━━━━━ Data provided

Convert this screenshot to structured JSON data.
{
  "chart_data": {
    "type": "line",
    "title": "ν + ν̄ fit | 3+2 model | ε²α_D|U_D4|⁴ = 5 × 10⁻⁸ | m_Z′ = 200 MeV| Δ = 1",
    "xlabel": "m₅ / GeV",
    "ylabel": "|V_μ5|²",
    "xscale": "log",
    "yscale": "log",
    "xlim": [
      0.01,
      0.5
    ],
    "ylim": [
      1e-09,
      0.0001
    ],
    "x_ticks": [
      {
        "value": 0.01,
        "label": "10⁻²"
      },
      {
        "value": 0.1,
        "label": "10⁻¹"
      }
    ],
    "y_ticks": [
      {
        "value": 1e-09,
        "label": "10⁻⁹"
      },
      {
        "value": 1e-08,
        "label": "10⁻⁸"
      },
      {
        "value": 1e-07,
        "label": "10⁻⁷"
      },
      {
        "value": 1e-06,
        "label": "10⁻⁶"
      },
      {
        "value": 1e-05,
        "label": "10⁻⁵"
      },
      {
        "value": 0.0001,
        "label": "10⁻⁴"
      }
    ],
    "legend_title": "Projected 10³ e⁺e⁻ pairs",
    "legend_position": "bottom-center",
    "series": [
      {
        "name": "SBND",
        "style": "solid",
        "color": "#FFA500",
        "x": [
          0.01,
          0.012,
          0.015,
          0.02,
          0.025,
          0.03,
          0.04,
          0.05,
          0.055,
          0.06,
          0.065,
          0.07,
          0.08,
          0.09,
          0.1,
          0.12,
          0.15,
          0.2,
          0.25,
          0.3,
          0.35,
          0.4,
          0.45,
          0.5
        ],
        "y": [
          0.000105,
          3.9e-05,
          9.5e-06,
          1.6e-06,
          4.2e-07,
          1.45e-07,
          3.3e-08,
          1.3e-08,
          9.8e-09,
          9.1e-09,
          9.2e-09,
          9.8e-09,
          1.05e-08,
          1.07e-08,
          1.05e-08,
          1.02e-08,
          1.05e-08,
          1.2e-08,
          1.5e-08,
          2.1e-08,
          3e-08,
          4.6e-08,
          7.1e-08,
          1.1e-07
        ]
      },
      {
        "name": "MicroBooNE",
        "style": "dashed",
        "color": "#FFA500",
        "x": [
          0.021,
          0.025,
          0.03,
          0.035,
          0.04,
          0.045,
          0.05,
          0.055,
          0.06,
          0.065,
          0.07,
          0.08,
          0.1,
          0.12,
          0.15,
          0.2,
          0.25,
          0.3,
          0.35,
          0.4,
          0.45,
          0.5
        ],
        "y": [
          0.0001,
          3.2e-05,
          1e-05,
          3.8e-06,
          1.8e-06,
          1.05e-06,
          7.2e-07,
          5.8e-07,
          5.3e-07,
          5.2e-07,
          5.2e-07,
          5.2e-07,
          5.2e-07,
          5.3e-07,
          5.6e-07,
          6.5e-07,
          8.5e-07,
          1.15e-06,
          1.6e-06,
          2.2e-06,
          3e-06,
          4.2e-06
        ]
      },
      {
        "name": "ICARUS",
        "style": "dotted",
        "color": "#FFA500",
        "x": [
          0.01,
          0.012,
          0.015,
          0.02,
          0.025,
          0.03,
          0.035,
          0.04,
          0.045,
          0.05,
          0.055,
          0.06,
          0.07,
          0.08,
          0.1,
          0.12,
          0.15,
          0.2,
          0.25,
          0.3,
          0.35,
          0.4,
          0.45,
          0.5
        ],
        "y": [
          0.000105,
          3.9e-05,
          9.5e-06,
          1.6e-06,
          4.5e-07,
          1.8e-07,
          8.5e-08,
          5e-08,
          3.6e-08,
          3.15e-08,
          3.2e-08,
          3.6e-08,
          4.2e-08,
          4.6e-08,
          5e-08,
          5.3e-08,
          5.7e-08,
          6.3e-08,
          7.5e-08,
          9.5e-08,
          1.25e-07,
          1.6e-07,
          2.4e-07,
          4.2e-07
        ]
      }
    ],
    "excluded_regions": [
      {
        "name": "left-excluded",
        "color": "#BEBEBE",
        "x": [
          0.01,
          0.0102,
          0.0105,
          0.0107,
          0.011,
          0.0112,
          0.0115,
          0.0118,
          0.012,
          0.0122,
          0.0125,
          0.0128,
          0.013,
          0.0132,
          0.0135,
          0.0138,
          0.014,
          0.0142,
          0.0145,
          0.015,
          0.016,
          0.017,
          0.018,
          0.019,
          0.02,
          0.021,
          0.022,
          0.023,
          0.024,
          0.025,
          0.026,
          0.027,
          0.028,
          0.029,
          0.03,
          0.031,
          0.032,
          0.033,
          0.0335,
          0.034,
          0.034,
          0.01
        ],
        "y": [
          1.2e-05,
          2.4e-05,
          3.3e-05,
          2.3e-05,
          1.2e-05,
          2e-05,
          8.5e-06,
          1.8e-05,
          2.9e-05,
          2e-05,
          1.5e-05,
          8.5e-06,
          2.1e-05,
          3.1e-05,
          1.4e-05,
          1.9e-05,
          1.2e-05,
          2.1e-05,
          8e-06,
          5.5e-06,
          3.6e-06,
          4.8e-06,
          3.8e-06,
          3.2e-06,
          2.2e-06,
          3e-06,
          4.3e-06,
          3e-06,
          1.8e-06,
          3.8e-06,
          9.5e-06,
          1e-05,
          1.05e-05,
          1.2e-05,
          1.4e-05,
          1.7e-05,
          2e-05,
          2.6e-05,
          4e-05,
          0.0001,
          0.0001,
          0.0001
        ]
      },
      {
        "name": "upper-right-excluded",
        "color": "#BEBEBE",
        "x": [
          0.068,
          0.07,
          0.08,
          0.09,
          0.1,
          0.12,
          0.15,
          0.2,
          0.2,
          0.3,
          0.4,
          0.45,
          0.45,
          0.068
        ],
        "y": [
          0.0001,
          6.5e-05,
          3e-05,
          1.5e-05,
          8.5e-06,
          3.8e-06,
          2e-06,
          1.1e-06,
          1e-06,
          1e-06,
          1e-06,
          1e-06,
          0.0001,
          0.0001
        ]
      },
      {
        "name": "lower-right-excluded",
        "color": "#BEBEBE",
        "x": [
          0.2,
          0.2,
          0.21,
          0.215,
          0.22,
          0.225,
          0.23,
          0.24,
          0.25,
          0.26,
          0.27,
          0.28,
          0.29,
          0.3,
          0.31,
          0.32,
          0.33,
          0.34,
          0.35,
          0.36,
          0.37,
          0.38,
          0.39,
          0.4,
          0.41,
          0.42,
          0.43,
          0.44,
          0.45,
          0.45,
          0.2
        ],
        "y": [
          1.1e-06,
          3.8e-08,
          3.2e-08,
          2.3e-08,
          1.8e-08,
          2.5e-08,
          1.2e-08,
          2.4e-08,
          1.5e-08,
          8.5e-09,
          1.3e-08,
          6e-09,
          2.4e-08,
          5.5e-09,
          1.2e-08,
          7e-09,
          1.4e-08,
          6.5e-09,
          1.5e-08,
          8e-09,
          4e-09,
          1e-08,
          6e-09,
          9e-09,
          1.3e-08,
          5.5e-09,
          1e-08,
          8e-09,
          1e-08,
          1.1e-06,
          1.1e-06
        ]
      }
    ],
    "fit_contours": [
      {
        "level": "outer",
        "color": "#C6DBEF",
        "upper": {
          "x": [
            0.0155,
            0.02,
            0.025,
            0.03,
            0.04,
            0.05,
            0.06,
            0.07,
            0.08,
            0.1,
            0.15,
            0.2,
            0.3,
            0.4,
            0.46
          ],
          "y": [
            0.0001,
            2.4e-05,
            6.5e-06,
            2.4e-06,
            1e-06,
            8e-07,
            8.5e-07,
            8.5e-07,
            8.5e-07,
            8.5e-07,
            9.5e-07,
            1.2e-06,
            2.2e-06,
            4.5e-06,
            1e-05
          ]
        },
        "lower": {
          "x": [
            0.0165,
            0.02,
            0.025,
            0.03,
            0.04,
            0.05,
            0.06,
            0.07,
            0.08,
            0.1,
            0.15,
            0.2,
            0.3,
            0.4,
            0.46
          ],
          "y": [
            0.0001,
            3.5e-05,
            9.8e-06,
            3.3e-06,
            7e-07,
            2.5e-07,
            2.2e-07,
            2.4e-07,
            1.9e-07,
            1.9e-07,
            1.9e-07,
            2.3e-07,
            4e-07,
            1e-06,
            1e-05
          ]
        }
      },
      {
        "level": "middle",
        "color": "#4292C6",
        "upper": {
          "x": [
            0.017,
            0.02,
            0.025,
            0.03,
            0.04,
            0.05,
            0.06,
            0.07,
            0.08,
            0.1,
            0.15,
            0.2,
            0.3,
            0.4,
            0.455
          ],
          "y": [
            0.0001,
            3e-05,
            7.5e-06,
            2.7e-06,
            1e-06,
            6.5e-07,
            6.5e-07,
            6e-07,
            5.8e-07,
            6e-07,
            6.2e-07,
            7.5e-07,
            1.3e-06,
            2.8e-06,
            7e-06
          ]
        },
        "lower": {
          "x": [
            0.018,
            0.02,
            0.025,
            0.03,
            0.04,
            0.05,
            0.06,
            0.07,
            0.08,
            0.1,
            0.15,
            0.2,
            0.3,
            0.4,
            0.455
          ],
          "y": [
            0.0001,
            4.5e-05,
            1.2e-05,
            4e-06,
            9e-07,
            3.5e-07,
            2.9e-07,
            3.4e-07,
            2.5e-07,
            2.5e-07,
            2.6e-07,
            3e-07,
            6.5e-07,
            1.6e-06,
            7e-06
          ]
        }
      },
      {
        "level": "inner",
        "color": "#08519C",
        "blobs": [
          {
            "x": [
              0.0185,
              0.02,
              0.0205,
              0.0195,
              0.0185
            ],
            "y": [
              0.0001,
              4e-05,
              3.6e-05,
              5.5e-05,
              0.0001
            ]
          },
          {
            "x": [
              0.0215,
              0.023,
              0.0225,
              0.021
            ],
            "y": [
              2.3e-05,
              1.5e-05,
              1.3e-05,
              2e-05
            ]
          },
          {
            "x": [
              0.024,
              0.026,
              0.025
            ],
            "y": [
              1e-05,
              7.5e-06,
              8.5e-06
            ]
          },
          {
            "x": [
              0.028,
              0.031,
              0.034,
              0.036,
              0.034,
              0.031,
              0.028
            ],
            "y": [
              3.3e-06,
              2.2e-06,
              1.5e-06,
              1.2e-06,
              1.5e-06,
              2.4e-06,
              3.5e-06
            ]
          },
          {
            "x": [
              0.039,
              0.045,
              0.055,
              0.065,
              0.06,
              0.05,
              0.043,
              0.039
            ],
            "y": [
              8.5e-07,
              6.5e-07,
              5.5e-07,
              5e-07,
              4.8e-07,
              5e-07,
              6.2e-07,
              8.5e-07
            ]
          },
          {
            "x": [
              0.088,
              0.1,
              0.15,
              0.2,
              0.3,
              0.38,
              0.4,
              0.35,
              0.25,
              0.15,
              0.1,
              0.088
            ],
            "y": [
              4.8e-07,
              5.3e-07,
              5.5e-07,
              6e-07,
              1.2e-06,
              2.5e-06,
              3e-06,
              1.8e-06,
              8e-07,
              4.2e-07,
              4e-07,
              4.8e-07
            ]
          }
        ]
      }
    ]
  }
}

━━━━━━━━━━

# Written exercise
Among the entries above, how many lines hold the string "level"? Give the number by itself.

# Task output
3